**The problem**
Look through the lines of the material and count those containing "keskiennuste". Give that count alone.

Stored records:
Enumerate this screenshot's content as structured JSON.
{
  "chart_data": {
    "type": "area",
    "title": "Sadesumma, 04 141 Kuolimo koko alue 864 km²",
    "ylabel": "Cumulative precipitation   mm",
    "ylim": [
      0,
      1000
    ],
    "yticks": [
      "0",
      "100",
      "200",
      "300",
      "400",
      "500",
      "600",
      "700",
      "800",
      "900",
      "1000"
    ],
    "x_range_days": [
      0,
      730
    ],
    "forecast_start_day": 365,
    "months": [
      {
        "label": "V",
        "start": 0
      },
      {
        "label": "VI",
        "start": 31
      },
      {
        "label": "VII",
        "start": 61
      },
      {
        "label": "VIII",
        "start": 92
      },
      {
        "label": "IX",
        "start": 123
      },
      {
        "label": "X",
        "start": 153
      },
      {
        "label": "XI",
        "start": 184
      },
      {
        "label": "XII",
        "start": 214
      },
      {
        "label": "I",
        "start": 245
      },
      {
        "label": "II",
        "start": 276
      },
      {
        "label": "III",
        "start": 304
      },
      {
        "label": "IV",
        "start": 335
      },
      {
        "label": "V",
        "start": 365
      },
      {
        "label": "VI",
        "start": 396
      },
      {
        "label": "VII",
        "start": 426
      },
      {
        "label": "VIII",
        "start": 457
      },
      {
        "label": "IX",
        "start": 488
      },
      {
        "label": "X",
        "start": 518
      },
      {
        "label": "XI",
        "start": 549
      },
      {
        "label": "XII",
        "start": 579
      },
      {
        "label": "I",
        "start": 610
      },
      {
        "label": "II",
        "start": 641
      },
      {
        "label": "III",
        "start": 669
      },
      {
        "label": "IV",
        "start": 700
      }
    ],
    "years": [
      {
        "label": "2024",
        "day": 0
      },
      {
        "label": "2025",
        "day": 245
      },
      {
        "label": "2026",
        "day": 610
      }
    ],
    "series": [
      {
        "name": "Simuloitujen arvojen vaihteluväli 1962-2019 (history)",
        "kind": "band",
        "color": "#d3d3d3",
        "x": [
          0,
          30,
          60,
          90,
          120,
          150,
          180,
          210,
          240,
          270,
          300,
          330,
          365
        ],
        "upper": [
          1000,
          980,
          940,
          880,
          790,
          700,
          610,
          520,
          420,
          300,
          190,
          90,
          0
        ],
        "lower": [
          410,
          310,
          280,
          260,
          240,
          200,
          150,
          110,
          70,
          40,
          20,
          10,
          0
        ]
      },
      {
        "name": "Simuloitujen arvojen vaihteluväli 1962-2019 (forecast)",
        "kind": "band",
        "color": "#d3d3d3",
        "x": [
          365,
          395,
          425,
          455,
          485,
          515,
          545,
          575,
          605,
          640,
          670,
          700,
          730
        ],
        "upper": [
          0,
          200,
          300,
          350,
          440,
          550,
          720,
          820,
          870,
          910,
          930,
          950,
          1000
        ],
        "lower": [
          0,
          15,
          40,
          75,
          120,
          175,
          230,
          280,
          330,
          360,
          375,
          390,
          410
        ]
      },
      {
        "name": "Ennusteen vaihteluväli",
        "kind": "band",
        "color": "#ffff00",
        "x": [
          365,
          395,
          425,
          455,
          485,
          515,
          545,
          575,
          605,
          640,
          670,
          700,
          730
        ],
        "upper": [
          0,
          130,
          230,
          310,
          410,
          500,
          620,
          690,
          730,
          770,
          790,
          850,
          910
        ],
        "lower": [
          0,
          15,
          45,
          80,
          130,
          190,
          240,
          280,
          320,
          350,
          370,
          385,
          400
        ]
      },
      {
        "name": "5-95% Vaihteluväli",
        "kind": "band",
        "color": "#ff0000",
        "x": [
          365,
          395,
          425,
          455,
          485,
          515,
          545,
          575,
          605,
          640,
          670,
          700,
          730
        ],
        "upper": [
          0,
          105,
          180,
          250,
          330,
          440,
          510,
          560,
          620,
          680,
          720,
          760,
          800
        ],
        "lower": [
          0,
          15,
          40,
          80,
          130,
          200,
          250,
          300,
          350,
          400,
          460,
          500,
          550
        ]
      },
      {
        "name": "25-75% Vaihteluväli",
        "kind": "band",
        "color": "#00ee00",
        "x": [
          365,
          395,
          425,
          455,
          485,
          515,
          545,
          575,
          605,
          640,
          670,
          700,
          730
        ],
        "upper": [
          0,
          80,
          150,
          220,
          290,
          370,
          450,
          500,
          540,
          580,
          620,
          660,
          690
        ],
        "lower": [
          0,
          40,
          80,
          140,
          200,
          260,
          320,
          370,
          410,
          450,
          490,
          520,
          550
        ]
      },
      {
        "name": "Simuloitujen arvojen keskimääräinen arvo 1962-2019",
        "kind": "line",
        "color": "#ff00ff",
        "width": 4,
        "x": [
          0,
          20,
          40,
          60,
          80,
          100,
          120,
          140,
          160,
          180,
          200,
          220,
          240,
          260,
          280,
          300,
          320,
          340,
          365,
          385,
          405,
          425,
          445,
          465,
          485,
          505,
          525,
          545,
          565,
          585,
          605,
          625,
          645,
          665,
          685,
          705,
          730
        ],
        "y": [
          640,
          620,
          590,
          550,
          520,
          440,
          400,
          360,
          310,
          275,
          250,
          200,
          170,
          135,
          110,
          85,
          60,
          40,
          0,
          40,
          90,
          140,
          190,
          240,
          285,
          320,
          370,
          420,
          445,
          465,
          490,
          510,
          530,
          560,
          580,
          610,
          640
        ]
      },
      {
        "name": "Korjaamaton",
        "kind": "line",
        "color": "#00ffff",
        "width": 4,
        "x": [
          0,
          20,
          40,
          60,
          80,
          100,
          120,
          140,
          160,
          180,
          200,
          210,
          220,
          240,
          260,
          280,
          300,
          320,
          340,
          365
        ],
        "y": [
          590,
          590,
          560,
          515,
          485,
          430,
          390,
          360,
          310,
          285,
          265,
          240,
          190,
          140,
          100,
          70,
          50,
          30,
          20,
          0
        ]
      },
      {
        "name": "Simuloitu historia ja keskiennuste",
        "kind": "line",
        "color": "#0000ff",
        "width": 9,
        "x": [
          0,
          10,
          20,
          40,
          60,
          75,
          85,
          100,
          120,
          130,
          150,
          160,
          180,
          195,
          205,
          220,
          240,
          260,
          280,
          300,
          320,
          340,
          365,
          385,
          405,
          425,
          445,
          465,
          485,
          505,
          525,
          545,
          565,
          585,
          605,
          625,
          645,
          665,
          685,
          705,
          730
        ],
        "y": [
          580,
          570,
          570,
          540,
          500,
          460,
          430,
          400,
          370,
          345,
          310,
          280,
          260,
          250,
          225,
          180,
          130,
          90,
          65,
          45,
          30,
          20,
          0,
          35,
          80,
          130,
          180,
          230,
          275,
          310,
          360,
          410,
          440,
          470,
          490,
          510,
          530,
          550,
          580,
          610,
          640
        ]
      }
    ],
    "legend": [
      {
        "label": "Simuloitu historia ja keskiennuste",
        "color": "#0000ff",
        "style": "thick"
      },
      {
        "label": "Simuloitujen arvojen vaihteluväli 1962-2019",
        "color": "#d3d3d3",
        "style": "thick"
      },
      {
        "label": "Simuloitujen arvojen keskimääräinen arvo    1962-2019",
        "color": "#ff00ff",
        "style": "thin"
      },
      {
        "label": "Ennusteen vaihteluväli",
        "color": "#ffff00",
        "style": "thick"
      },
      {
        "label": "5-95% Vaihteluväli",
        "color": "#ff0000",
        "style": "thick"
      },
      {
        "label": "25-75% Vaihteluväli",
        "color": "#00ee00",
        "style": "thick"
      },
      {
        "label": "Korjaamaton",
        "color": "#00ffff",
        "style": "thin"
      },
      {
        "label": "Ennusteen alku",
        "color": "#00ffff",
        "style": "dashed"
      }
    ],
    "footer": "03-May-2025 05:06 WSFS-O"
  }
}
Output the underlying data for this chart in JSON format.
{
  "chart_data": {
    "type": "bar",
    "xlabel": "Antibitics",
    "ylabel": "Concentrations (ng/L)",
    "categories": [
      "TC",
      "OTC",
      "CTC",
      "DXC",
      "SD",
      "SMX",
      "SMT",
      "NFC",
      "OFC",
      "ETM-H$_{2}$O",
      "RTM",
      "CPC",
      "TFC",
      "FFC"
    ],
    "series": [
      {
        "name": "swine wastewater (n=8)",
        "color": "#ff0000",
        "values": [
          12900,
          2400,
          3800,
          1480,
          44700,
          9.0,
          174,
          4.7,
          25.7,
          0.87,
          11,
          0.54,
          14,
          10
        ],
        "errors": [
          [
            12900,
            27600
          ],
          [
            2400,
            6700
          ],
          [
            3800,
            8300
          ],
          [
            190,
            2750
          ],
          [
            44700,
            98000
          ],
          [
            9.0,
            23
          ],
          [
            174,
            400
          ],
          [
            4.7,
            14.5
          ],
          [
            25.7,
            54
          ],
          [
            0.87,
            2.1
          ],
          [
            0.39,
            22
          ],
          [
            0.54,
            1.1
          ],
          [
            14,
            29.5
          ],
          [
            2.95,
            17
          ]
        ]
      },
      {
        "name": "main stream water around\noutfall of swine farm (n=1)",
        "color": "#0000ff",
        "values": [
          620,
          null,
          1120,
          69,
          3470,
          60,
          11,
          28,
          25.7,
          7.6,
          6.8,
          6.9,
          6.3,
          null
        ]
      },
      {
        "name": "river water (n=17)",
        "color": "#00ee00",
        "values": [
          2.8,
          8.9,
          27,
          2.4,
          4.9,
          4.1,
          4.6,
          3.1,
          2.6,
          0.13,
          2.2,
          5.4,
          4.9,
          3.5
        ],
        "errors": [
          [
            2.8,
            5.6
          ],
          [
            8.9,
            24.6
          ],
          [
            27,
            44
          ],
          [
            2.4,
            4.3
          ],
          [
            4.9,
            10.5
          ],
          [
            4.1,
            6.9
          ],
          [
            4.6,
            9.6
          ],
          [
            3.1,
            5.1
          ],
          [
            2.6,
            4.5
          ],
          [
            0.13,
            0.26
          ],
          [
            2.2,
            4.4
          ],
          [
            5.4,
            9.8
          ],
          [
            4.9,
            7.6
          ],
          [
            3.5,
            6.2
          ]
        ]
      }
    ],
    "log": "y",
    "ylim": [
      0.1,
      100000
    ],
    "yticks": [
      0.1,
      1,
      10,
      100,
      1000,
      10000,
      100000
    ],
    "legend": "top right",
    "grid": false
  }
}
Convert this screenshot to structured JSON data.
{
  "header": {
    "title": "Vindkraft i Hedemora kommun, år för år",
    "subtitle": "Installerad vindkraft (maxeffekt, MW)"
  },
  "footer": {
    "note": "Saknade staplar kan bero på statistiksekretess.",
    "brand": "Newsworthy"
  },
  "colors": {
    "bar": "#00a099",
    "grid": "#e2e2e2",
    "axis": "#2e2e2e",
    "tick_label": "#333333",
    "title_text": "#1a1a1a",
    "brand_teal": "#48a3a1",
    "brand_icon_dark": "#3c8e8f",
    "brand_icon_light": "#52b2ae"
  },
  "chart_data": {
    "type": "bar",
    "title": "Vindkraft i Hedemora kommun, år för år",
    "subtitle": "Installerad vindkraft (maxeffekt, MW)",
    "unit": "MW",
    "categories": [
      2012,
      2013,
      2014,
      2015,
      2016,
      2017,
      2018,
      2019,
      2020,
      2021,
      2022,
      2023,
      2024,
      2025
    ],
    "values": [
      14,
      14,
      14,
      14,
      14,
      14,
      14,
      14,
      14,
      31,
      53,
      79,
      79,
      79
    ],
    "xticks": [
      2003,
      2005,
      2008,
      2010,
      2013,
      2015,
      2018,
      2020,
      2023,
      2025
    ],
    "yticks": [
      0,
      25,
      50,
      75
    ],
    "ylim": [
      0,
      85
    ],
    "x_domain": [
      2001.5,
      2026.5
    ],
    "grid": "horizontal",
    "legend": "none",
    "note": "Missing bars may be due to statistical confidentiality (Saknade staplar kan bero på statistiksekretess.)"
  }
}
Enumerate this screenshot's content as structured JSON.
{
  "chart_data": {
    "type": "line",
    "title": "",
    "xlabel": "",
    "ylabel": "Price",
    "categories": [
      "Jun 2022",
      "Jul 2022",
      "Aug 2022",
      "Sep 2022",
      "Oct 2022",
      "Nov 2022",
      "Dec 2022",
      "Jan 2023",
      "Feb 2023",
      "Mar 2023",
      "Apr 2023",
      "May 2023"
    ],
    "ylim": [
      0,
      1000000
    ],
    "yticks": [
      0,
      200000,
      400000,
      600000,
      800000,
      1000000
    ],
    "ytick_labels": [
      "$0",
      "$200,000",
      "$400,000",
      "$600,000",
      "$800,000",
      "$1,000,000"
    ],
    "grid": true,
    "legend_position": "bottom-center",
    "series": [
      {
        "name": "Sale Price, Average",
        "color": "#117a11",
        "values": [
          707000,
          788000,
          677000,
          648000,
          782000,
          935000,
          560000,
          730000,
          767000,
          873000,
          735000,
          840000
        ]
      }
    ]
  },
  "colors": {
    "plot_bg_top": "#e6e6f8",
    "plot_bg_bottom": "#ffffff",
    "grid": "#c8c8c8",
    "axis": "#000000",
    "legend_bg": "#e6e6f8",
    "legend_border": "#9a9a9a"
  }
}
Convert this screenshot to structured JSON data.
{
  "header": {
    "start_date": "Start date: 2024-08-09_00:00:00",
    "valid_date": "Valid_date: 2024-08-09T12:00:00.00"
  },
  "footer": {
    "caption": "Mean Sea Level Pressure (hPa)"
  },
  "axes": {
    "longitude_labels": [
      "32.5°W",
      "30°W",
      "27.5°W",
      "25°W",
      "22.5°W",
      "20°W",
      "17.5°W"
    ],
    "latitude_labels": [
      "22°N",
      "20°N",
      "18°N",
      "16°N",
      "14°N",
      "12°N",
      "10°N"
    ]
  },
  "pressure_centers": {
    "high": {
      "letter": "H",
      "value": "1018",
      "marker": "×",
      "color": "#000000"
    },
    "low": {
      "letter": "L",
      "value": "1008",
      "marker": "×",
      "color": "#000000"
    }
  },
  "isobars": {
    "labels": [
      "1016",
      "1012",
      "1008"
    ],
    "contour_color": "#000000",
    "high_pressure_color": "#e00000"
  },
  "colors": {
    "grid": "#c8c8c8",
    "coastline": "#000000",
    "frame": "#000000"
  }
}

**Response**
2